PROBLEM TO WORK ON:
Put the rows into a JSON list of strings, one string per line, beginning with the first row and continuing through the row that contains "620, 133, 696]". Leave out any blank lines.

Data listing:
###
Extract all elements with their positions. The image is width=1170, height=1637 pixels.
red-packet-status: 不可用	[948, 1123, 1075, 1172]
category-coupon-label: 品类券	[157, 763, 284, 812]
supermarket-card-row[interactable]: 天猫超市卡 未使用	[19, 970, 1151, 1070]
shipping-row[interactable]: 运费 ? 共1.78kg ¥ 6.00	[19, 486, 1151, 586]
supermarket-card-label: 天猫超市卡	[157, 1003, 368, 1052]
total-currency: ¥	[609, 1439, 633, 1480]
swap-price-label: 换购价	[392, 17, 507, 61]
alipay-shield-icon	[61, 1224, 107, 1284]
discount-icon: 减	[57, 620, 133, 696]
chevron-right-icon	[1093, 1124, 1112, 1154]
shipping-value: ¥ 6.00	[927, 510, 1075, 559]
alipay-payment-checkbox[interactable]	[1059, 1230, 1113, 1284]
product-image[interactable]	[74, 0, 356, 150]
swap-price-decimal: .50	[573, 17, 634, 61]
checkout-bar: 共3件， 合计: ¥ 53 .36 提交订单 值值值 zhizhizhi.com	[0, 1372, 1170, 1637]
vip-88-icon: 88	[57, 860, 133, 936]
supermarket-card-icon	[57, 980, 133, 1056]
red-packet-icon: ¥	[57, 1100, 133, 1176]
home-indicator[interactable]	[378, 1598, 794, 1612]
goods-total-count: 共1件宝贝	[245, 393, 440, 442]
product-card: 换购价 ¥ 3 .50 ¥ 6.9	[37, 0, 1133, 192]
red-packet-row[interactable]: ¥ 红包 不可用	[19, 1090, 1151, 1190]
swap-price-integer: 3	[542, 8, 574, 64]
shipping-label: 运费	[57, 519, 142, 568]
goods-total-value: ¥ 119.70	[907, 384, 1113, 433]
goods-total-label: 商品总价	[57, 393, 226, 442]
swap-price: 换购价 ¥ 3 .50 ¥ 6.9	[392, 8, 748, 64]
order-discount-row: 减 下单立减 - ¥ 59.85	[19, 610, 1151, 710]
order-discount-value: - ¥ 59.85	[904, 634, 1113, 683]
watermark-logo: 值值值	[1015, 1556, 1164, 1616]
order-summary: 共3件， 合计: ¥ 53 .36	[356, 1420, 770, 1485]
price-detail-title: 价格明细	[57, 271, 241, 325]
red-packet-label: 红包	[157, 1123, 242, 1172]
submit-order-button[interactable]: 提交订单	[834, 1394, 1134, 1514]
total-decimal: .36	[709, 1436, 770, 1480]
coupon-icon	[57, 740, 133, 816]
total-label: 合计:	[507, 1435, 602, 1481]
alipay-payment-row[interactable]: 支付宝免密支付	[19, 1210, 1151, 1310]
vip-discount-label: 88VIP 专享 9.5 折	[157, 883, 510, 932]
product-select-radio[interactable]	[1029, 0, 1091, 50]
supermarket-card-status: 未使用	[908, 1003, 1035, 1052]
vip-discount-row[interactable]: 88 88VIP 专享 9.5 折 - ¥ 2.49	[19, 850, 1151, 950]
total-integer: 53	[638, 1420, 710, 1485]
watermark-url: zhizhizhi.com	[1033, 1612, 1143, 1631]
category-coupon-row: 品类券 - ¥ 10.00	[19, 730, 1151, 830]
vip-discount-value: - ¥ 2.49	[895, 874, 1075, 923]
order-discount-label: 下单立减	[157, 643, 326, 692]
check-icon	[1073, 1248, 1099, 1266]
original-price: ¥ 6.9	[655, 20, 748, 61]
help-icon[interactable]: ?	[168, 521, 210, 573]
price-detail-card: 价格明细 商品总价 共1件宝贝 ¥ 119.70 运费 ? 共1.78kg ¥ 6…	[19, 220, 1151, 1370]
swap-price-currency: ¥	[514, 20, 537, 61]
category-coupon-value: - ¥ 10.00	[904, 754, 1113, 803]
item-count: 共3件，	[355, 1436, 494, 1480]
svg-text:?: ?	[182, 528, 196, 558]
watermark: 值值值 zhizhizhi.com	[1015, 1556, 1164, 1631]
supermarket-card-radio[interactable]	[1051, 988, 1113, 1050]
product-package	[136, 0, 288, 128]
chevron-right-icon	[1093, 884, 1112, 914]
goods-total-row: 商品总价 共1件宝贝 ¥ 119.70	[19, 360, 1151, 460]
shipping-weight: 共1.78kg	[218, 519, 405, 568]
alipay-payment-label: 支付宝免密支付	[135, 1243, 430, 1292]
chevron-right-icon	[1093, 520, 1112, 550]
###
THE COMPLETED TASK:
[
  "Extract all elements with their positions. The image is width=1170, height=1637 pixels.",
  "red-packet-status: 不可用\t[948, 1123, 1075, 1172]",
  "category-coupon-label: 品类券\t[157, 763, 284, 812]",
  "supermarket-card-row[interactable]: 天猫超市卡 未使用\t[19, 970, 1151, 1070]",
  "shipping-row[interactable]: 运费 ? 共1.78kg ¥ 6.00\t[19, 486, 1151, 586]",
  "supermarket-card-label: 天猫超市卡\t[157, 1003, 368, 1052]",
  "total-currency: ¥\t[609, 1439, 633, 1480]",
  "swap-price-label: 换购价\t[392, 17, 507, 61]",
  "alipay-shield-icon\t[61, 1224, 107, 1284]",
  "discount-icon: 减\t[57, 620, 133, 696]"
]